* REQUIREMENT 1
Answer these questions about the taxi data cleaning excerpt, one line each.
(a) What new name is given to the `Trip Miles` column?
(b) What value is imputed in place of NULL in the pickup and dropoff columns?
(c) Which R function is used to remove leading and trailing spaces from company names?
* REQUIREMENT 2
Pick up the taxi data cleaning excerpt after the final code block and continue it with the next step of the cleanup.

We first read the ridership data file into the R file as a data frame(taxi_data) for manipulating the attributes. We rename the columns in the dataset for easier management of data

taxi_data <- taxi_data %>%
  rename(timestamp = `Trip Start Timestamp`,
         sec = `Trip Seconds`,
         miles = `Trip Miles`,
         pickup = `Pickup Community Area`,
         dropoff = `Dropoff Community Area`,
         company = `Company`)

We then check for NULL values in the dataset columns.

lapply(taxi_data,
       function(x) { 
         length(which(is.na(x)))
         }
       )

We can observe that NULL values appear in the columns of Pickup and Dropoff Community Area. As per our understanding, the NULL values here refer to community areas outside of Chicago. We will impute 0 (zero) in place of NULL.

taxi_data$pickup[is.na(taxi_data$pickup)] <- 0
taxi_data$dropoff[is.na(taxi_data$dropoff)] <- 0 

As per our project requirements, we can cut down on some of the data points by filtering the data based on the given conditions. We can remove all taxi trips less than 0.5 miles and more than 100 miles

taxi_data <- filter(taxi_data, miles > 0.5 & miles < 100)

Similarly, we can remove all taxi trips less than 60 seconds and more than 5 hours

taxi_data <- filter(taxi_data, miles > 0.5 & miles < 100)

From the company column, we can clean up the string data in order to make the names more presentable Remove all non-alphabetical characters from the data

taxi_data$company <- str_replace_all(taxi_data$company, "[^[:alpha:]]", " ")

Remove leading and trailing spaces in each new word

taxi_data$company <- trimws(taxi_data$company, which = c("both"))

We’ll have to manually change some of the company names to ensure no data is lost

taxi_data <- taxi_data %>%
  mutate(company = recode(company, `Medallion Management Corp` = '312 Medallion Management Corp', 
                          `Star Taxi` = 'Five Star Taxi', 
                          `Seven Taxi` =  'Twentyfour Seven Taxi', 
                          `Star Taxi` = 'STAR Taxi',
                          `Sun Taxi` = 'SUN Taxi',
                          `Checker Taxi Affiliation` = 'CHECKER Taxi Affiliation',
                          `Chicago Taxicab` = 'CHICAGO Taxicab'
                          ))

* DATA EXCERPT
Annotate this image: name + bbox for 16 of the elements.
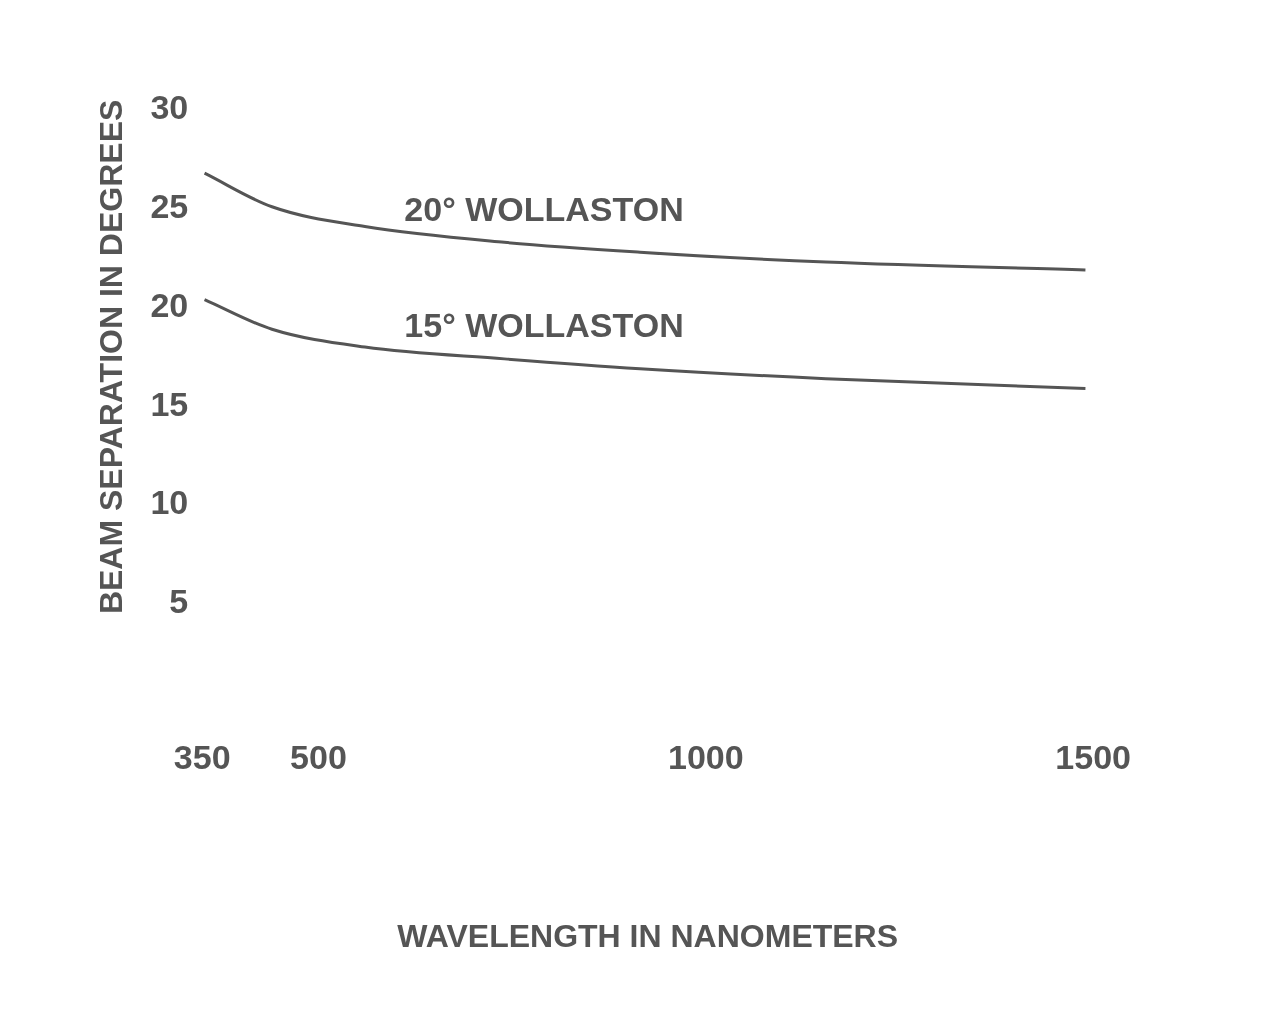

* FINAL RESULT 1
(a) miles
(b) 0 (zero)
(c) trimws

* FINAL RESULT 2
We’ll create a unique code for each individual taxi company. The idea being that numbers use less memory resource and process faster.

taxi_data$company_code <- as.integer(factor(taxi_data$company))

We’ll create a new dataframe that holds just the company name and the corresponding company code and output the dataframe to a .csv file

companies <- distinct(taxi_data, company_code, .keep_all = TRUE)
companies <- companies[, c("company", "company_code")]
write.csv(companies,"C:/Users/aranga22/Downloads/Academics/Sem 2/424 Visual Data/Projects/424_Project3/ext\\companies.csv", row.names = FALSE)

Similarly, manually create a csv file that holds the community area name and the community code. This can be done by copying values from the table given in Wikipedia

Let’s deal with the timestamp data. We’ll first convert the timestamp to POSIX format and then extract the individual day, month, year, hour components from it.

taxi_data <- taxi_data %>%
  mutate(timestamp = mdy_hms(timestamp))


taxi_data <- taxi_data %>%
  mutate(year = year(timestamp),
         month = month(timestamp),
         day = day(timestamp),
         hour = hour(timestamp)
  )

We’ll create a date column by concatenating the day, month, year values

taxi_data$date <- with(taxi_data, ymd(paste(year, month, day, sep= ' ')))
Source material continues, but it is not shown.